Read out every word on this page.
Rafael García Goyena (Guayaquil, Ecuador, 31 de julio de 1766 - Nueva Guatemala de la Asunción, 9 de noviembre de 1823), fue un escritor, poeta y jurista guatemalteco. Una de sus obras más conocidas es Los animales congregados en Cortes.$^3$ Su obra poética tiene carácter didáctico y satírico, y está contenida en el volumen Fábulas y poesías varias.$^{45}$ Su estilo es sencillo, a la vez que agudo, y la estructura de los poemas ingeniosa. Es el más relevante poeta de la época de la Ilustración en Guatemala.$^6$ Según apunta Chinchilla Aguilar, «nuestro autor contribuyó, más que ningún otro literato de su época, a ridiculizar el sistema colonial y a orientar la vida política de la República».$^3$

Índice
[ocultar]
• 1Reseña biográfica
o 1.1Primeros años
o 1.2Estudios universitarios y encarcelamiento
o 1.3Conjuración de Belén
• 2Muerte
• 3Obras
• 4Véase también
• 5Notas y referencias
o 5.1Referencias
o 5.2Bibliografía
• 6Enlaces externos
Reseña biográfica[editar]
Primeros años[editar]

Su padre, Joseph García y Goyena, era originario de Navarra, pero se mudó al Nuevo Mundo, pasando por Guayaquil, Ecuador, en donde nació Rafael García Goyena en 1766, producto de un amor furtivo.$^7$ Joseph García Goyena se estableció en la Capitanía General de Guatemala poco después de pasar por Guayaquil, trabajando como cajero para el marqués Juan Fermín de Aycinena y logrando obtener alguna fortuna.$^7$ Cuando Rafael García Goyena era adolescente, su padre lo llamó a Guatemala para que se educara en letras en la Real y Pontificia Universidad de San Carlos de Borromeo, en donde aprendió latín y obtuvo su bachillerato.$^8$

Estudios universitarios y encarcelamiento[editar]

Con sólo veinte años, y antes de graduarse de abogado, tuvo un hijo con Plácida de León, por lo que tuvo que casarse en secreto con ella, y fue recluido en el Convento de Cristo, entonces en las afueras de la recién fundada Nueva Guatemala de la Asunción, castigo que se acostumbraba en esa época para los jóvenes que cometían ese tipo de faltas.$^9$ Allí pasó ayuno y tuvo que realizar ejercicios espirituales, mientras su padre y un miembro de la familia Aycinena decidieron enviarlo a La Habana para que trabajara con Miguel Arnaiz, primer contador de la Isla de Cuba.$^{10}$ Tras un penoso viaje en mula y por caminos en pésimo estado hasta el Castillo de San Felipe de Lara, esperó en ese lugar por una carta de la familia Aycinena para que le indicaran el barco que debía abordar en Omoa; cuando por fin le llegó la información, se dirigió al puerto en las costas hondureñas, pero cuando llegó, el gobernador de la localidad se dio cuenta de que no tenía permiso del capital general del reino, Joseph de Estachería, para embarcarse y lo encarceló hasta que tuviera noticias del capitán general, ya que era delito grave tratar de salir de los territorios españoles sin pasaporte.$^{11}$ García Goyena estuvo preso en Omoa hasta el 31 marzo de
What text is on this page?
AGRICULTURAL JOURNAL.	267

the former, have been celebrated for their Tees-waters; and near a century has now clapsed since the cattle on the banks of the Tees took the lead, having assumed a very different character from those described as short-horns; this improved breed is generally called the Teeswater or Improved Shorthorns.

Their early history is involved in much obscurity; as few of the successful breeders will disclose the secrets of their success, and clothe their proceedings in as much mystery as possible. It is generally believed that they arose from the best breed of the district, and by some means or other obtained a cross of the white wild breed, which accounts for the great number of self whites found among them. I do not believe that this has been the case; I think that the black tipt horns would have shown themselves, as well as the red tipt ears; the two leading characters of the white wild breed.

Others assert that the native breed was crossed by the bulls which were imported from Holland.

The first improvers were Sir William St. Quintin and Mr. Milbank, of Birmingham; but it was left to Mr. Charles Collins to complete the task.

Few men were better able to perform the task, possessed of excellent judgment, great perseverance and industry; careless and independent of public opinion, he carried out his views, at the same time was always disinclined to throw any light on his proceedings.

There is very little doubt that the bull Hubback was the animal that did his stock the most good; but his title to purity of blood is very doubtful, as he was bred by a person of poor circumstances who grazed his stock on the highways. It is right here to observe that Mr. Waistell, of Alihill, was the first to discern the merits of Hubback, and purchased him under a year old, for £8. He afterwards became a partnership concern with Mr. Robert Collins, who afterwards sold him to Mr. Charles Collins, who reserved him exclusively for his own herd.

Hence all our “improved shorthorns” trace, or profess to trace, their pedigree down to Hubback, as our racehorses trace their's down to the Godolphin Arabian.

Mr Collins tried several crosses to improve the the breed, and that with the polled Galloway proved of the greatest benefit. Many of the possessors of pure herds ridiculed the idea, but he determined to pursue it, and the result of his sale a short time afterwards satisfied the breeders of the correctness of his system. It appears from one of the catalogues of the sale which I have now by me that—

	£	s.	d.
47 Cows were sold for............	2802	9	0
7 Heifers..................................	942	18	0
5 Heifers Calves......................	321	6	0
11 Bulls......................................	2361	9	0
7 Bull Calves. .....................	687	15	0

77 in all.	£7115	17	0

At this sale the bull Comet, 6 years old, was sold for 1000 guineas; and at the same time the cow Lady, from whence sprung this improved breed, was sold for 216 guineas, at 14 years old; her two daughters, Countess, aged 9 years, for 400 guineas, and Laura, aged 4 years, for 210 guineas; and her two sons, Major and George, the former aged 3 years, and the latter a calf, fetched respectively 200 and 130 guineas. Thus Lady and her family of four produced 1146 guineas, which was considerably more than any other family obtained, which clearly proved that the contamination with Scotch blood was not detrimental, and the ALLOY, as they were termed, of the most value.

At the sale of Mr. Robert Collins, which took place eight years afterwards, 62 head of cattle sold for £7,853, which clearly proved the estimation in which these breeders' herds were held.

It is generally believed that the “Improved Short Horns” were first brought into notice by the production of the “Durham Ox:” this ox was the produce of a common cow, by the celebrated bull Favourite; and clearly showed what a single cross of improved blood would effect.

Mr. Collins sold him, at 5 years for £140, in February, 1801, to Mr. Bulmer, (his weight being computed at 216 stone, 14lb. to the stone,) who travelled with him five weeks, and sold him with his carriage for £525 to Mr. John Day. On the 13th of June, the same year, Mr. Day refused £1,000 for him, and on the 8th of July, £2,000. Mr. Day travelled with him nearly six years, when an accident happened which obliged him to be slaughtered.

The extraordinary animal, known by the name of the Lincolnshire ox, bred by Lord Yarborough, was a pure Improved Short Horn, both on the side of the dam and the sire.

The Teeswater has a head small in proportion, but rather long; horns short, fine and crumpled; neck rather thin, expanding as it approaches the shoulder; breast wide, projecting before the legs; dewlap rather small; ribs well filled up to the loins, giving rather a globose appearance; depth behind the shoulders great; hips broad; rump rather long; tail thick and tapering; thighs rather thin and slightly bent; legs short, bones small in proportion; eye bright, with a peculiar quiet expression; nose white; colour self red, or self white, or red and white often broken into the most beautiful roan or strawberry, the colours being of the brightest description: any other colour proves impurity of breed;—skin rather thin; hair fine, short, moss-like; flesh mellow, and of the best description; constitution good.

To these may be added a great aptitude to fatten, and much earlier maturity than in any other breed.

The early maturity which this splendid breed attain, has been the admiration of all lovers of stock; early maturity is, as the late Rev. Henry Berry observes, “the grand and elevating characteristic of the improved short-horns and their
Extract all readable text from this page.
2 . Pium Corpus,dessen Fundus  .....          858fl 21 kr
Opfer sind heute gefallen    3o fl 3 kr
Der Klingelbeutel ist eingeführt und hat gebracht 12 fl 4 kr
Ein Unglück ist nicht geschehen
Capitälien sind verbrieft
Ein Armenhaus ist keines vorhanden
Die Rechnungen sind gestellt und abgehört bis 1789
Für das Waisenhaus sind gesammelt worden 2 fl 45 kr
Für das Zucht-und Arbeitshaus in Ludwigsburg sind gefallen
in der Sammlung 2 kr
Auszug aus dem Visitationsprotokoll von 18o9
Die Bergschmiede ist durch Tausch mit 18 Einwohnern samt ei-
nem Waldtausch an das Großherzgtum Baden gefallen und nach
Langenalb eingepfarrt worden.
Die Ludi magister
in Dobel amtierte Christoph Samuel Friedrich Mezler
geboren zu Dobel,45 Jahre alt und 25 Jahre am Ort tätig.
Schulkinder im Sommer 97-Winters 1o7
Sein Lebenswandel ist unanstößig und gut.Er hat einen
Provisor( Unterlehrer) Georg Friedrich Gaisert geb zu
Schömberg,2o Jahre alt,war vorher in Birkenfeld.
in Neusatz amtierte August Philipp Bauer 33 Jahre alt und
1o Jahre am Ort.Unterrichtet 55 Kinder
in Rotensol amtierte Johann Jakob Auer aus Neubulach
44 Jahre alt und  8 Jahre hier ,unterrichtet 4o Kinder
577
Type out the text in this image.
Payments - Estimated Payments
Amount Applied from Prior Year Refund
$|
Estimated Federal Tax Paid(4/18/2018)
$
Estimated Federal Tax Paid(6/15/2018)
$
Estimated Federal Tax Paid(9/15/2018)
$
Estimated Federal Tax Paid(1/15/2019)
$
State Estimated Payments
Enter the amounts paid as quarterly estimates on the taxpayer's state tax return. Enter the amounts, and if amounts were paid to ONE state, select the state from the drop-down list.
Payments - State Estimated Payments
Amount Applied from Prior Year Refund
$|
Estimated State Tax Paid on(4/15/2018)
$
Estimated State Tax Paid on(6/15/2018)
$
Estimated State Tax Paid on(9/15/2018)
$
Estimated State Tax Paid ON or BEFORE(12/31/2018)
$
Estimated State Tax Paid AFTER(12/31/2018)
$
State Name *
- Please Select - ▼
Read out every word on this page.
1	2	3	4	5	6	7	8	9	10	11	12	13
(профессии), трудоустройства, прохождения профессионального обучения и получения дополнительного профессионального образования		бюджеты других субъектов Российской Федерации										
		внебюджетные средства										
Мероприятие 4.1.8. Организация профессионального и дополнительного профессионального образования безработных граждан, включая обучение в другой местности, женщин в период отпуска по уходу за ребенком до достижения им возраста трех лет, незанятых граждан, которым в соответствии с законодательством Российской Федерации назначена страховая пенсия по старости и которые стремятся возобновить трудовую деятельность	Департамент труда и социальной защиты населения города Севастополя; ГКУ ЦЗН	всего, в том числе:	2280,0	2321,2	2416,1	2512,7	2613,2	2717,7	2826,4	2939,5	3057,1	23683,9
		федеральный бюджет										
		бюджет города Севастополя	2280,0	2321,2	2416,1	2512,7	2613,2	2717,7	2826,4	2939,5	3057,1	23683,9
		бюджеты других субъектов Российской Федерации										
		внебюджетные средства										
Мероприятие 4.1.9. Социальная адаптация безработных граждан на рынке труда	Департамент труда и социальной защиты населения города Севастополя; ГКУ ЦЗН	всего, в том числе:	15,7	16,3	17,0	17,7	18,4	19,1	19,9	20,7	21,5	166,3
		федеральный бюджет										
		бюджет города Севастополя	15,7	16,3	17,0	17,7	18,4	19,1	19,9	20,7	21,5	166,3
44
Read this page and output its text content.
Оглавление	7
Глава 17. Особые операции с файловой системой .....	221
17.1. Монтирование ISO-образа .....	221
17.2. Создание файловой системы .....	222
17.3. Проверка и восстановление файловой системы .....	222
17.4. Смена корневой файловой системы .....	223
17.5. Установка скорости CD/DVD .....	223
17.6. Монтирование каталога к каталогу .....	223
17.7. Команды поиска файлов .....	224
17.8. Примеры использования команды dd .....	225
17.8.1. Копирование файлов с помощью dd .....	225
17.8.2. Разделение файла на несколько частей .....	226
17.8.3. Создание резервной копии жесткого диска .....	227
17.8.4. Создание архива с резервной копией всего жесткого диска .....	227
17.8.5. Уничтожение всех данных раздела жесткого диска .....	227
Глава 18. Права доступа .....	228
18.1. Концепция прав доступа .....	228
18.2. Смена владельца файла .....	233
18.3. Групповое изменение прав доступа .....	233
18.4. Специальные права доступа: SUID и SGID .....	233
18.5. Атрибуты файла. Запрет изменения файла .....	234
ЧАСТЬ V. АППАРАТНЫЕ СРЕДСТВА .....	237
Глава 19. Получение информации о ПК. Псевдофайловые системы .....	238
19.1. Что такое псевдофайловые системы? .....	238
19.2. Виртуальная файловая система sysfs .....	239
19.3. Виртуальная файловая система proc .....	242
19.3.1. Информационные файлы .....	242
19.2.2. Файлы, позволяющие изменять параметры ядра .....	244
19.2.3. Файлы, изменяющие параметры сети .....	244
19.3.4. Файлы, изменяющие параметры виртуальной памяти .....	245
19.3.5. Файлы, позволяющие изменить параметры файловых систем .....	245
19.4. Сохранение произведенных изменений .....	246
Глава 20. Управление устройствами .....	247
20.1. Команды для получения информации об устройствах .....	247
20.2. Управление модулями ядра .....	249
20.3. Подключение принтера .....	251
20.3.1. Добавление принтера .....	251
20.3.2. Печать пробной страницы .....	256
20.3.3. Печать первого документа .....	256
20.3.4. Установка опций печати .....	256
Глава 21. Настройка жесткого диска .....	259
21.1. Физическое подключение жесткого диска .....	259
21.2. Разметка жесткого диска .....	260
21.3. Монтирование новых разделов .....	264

◆ **Goal**
Tally up the lines holding the string "stock" in this listing, and report the total alone.

◆ **Answer for the task**
2